◆ Data supplied

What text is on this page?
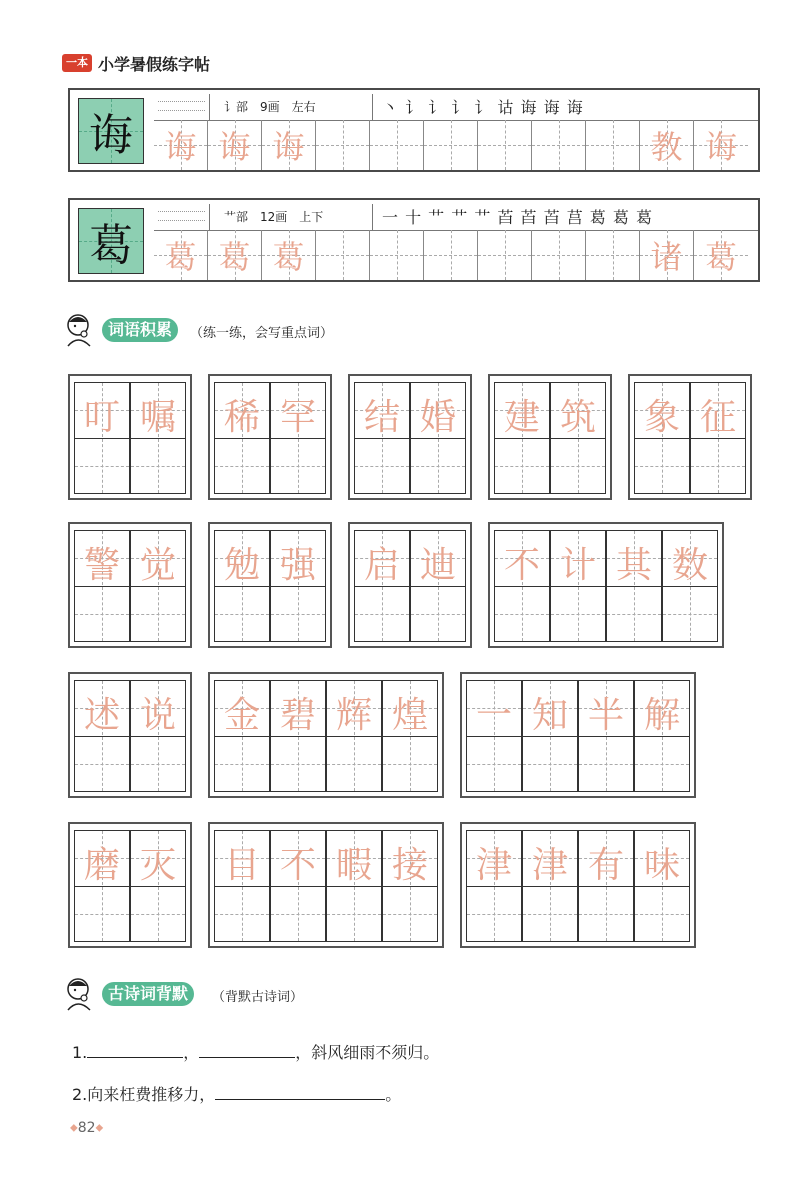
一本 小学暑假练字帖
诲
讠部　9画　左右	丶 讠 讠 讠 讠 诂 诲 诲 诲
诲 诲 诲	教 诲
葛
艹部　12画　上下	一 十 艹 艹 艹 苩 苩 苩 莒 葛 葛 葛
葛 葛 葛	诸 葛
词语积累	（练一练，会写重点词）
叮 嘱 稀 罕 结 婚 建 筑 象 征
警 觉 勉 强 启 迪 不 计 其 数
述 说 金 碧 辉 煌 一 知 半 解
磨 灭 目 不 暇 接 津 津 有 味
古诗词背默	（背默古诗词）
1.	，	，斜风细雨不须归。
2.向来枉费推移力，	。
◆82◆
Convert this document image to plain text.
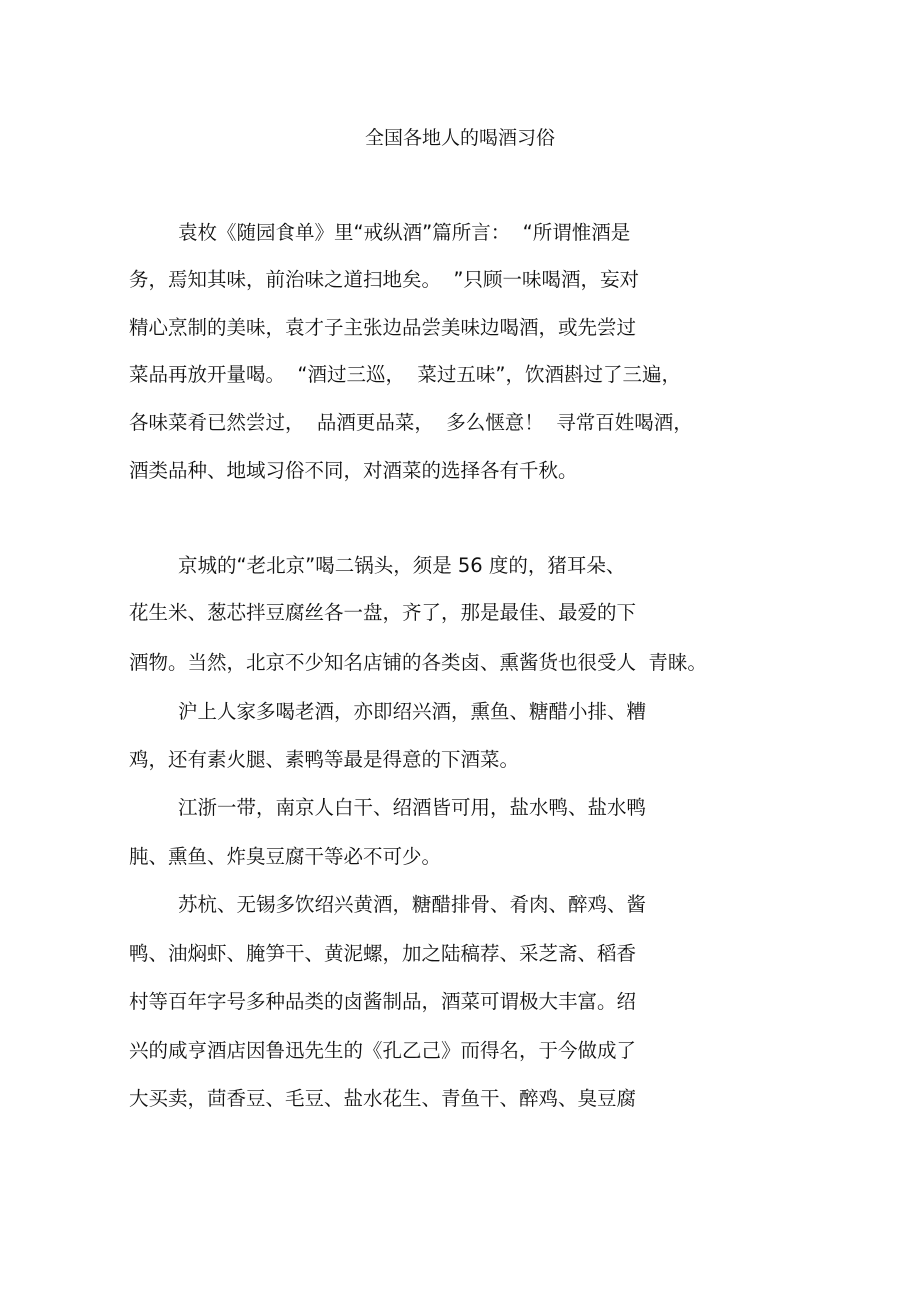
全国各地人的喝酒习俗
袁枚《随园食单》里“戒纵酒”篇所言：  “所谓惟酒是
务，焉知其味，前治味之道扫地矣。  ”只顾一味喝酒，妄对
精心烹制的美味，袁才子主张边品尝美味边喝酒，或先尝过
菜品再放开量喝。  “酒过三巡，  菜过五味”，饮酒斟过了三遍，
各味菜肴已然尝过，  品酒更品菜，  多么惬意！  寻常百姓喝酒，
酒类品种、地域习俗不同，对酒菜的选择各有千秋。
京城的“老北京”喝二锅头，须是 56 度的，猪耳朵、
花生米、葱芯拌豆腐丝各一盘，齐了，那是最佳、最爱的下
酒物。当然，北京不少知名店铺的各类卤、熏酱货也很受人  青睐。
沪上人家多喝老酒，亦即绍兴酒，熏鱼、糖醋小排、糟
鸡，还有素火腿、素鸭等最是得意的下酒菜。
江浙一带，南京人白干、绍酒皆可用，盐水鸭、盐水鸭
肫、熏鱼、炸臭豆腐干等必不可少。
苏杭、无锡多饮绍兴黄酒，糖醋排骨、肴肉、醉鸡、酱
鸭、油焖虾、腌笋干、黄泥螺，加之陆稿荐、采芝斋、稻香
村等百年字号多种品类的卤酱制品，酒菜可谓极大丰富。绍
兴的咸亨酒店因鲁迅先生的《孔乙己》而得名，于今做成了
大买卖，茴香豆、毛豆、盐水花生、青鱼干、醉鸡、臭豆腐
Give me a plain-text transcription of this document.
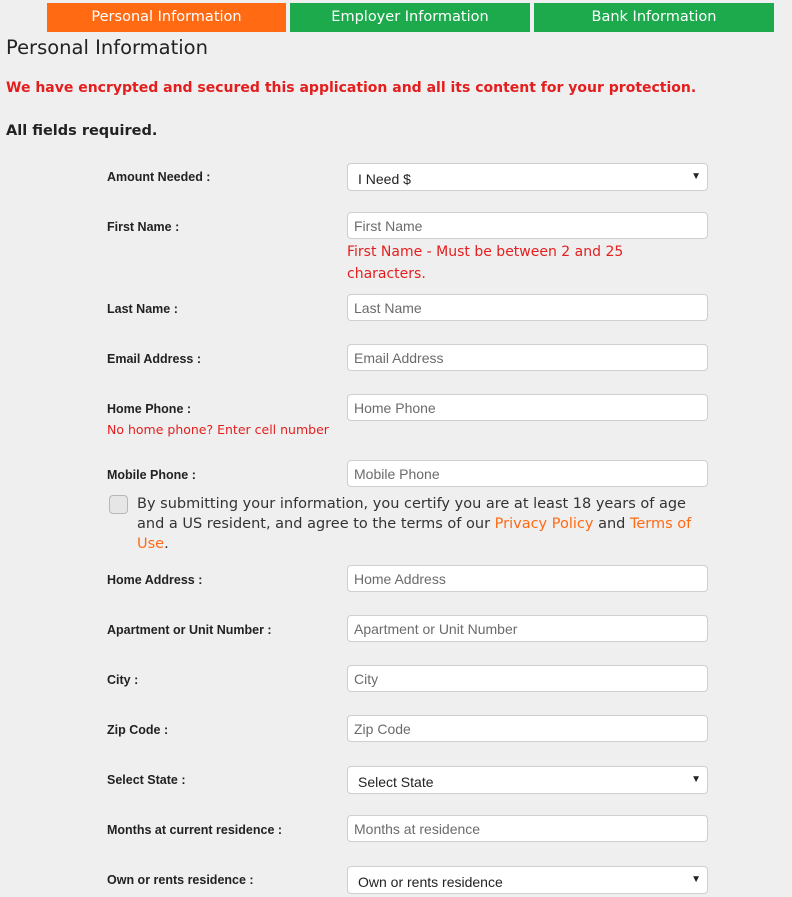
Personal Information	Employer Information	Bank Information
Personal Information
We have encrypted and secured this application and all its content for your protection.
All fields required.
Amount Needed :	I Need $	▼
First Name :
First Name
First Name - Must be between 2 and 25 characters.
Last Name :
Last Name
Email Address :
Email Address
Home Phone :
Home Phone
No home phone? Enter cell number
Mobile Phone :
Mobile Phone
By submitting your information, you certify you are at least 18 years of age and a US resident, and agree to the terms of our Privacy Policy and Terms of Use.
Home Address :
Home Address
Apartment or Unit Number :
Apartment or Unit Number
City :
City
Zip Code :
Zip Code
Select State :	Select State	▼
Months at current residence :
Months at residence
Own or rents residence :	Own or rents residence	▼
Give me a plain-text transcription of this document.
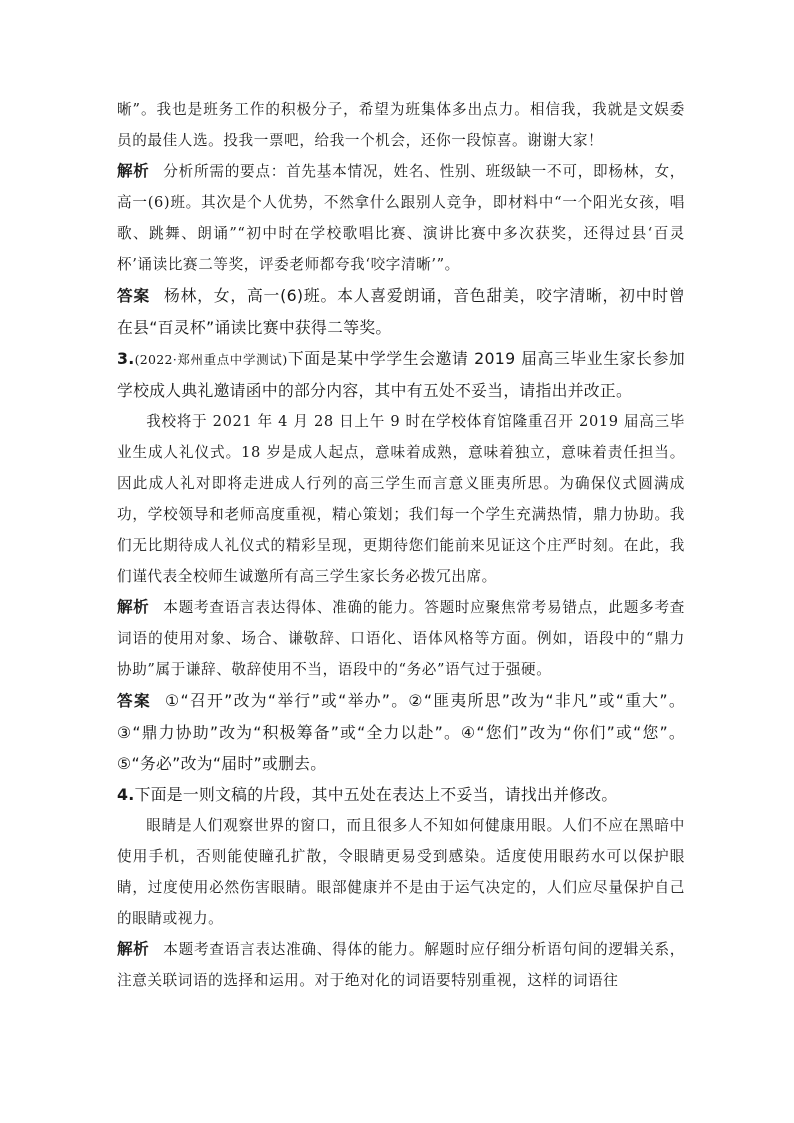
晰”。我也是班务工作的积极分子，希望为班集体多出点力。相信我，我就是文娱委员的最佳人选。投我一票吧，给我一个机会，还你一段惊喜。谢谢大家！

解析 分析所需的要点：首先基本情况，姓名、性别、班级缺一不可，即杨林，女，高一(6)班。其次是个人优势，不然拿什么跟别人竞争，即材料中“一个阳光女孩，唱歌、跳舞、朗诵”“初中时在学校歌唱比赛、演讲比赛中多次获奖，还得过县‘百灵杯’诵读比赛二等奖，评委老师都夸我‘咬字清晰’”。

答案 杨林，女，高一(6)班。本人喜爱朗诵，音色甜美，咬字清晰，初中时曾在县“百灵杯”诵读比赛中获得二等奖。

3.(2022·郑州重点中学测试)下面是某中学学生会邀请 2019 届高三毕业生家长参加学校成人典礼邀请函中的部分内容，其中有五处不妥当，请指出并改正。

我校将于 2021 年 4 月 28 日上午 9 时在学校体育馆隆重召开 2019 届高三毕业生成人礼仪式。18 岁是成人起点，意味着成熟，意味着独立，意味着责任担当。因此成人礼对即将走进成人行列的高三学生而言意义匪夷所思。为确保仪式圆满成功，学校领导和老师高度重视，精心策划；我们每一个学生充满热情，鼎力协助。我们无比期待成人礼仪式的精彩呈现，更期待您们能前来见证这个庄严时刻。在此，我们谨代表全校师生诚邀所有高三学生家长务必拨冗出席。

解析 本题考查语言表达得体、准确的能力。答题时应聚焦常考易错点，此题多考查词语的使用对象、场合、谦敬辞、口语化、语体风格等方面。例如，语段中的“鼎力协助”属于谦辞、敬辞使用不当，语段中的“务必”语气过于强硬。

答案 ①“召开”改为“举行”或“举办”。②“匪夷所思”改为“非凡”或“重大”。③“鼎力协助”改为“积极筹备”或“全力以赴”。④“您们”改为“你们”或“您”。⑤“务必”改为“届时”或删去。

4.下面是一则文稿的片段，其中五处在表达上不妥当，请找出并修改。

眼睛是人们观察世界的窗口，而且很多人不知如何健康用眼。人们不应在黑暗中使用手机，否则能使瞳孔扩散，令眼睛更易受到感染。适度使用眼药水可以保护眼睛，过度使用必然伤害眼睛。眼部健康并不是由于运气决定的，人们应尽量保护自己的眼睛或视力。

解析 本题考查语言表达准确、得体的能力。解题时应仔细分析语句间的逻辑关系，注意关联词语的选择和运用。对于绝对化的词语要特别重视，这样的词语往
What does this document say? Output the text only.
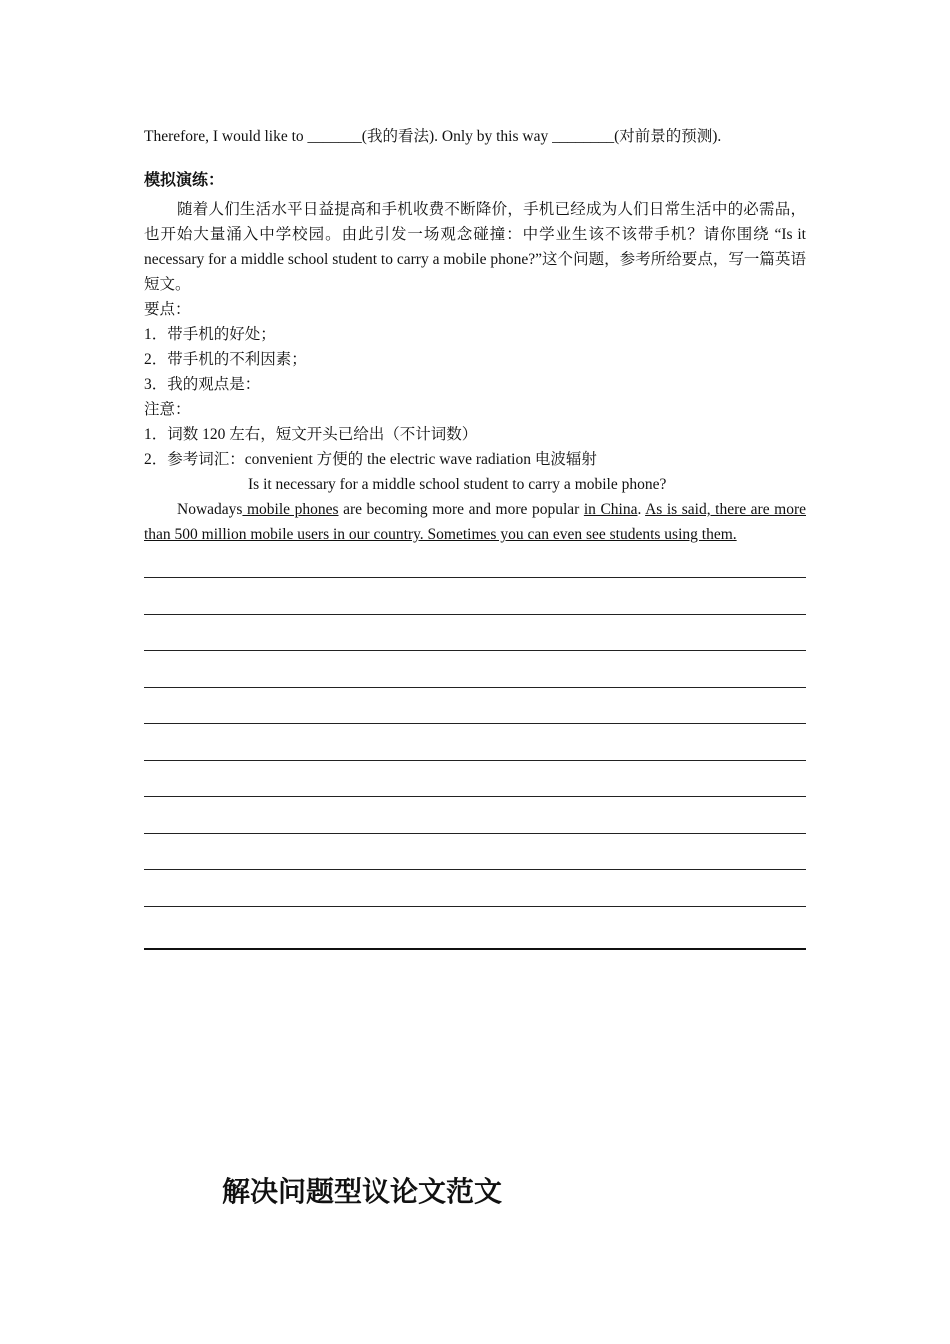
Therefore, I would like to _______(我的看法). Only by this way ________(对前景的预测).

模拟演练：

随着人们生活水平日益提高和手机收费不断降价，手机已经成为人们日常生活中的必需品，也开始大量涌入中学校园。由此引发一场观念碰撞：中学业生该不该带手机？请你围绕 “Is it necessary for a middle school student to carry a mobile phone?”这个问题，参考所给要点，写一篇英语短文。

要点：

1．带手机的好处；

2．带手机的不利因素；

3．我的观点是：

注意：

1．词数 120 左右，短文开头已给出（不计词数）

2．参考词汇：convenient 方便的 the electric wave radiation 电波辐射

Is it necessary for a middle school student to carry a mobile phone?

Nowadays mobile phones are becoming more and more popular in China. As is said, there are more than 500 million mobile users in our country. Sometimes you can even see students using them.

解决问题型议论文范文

◆ Written exercise
Without the pictures, reproduce every line of the records above exactly.

◆ Solution to the exercise
What text is on this page?
一本 小学暑假练字帖
诲
讠部　9画　左右	丶 讠 讠 讠 讠 诂 诲 诲 诲
诲 诲 诲	教 诲
葛
艹部　12画　上下	一 十 艹 艹 艹 苩 苩 苩 莒 葛 葛 葛
葛 葛 葛	诸 葛
词语积累	（练一练，会写重点词）
叮 嘱 稀 罕 结 婚 建 筑 象 征
警 觉 勉 强 启 迪 不 计 其 数
述 说 金 碧 辉 煌 一 知 半 解
磨 灭 目 不 暇 接 津 津 有 味
古诗词背默	（背默古诗词）
1.	，	，斜风细雨不须归。
2.向来枉费推移力，	。
◆82◆
Convert this document image to plain text.
全国各地人的喝酒习俗
袁枚《随园食单》里“戒纵酒”篇所言：  “所谓惟酒是
务，焉知其味，前治味之道扫地矣。  ”只顾一味喝酒，妄对
精心烹制的美味，袁才子主张边品尝美味边喝酒，或先尝过
菜品再放开量喝。  “酒过三巡，  菜过五味”，饮酒斟过了三遍，
各味菜肴已然尝过，  品酒更品菜，  多么惬意！  寻常百姓喝酒，
酒类品种、地域习俗不同，对酒菜的选择各有千秋。
京城的“老北京”喝二锅头，须是 56 度的，猪耳朵、
花生米、葱芯拌豆腐丝各一盘，齐了，那是最佳、最爱的下
酒物。当然，北京不少知名店铺的各类卤、熏酱货也很受人  青睐。
沪上人家多喝老酒，亦即绍兴酒，熏鱼、糖醋小排、糟
鸡，还有素火腿、素鸭等最是得意的下酒菜。
江浙一带，南京人白干、绍酒皆可用，盐水鸭、盐水鸭
肫、熏鱼、炸臭豆腐干等必不可少。
苏杭、无锡多饮绍兴黄酒，糖醋排骨、肴肉、醉鸡、酱
鸭、油焖虾、腌笋干、黄泥螺，加之陆稿荐、采芝斋、稻香
村等百年字号多种品类的卤酱制品，酒菜可谓极大丰富。绍
兴的咸亨酒店因鲁迅先生的《孔乙己》而得名，于今做成了
大买卖，茴香豆、毛豆、盐水花生、青鱼干、醉鸡、臭豆腐
Give me a plain-text transcription of this document.
Personal Information	Employer Information	Bank Information
Personal Information
We have encrypted and secured this application and all its content for your protection.
All fields required.
Amount Needed :	I Need $	▼
First Name :
First Name
First Name - Must be between 2 and 25 characters.
Last Name :
Last Name
Email Address :
Email Address
Home Phone :
Home Phone
No home phone? Enter cell number
Mobile Phone :
Mobile Phone
By submitting your information, you certify you are at least 18 years of age and a US resident, and agree to the terms of our Privacy Policy and Terms of Use.
Home Address :
Home Address
Apartment or Unit Number :
Apartment or Unit Number
City :
City
Zip Code :
Zip Code
Select State :	Select State	▼
Months at current residence :
Months at residence
Own or rents residence :	Own or rents residence	▼
Give me a plain-text transcription of this document.
晰”。我也是班务工作的积极分子，希望为班集体多出点力。相信我，我就是文娱委员的最佳人选。投我一票吧，给我一个机会，还你一段惊喜。谢谢大家！

解析 分析所需的要点：首先基本情况，姓名、性别、班级缺一不可，即杨林，女，高一(6)班。其次是个人优势，不然拿什么跟别人竞争，即材料中“一个阳光女孩，唱歌、跳舞、朗诵”“初中时在学校歌唱比赛、演讲比赛中多次获奖，还得过县‘百灵杯’诵读比赛二等奖，评委老师都夸我‘咬字清晰’”。

答案 杨林，女，高一(6)班。本人喜爱朗诵，音色甜美，咬字清晰，初中时曾在县“百灵杯”诵读比赛中获得二等奖。

3.(2022·郑州重点中学测试)下面是某中学学生会邀请 2019 届高三毕业生家长参加学校成人典礼邀请函中的部分内容，其中有五处不妥当，请指出并改正。

我校将于 2021 年 4 月 28 日上午 9 时在学校体育馆隆重召开 2019 届高三毕业生成人礼仪式。18 岁是成人起点，意味着成熟，意味着独立，意味着责任担当。因此成人礼对即将走进成人行列的高三学生而言意义匪夷所思。为确保仪式圆满成功，学校领导和老师高度重视，精心策划；我们每一个学生充满热情，鼎力协助。我们无比期待成人礼仪式的精彩呈现，更期待您们能前来见证这个庄严时刻。在此，我们谨代表全校师生诚邀所有高三学生家长务必拨冗出席。

解析 本题考查语言表达得体、准确的能力。答题时应聚焦常考易错点，此题多考查词语的使用对象、场合、谦敬辞、口语化、语体风格等方面。例如，语段中的“鼎力协助”属于谦辞、敬辞使用不当，语段中的“务必”语气过于强硬。

答案 ①“召开”改为“举行”或“举办”。②“匪夷所思”改为“非凡”或“重大”。③“鼎力协助”改为“积极筹备”或“全力以赴”。④“您们”改为“你们”或“您”。⑤“务必”改为“届时”或删去。

4.下面是一则文稿的片段，其中五处在表达上不妥当，请找出并修改。

眼睛是人们观察世界的窗口，而且很多人不知如何健康用眼。人们不应在黑暗中使用手机，否则能使瞳孔扩散，令眼睛更易受到感染。适度使用眼药水可以保护眼睛，过度使用必然伤害眼睛。眼部健康并不是由于运气决定的，人们应尽量保护自己的眼睛或视力。

解析 本题考查语言表达准确、得体的能力。解题时应仔细分析语句间的逻辑关系，注意关联词语的选择和运用。对于绝对化的词语要特别重视，这样的词语往
What does this document say? Output the text only.
Therefore, I would like to _______(我的看法). Only by this way ________(对前景的预测).

模拟演练：

随着人们生活水平日益提高和手机收费不断降价，手机已经成为人们日常生活中的必需品，也开始大量涌入中学校园。由此引发一场观念碰撞：中学业生该不该带手机？请你围绕 “Is it necessary for a middle school student to carry a mobile phone?”这个问题，参考所给要点，写一篇英语短文。

要点：

1．带手机的好处；

2．带手机的不利因素；

3．我的观点是：

注意：

1．词数 120 左右，短文开头已给出（不计词数）

2．参考词汇：convenient 方便的 the electric wave radiation 电波辐射

Is it necessary for a middle school student to carry a mobile phone?

Nowadays mobile phones are becoming more and more popular in China. As is said, there are more than 500 million mobile users in our country. Sometimes you can even see students using them.

解决问题型议论文范文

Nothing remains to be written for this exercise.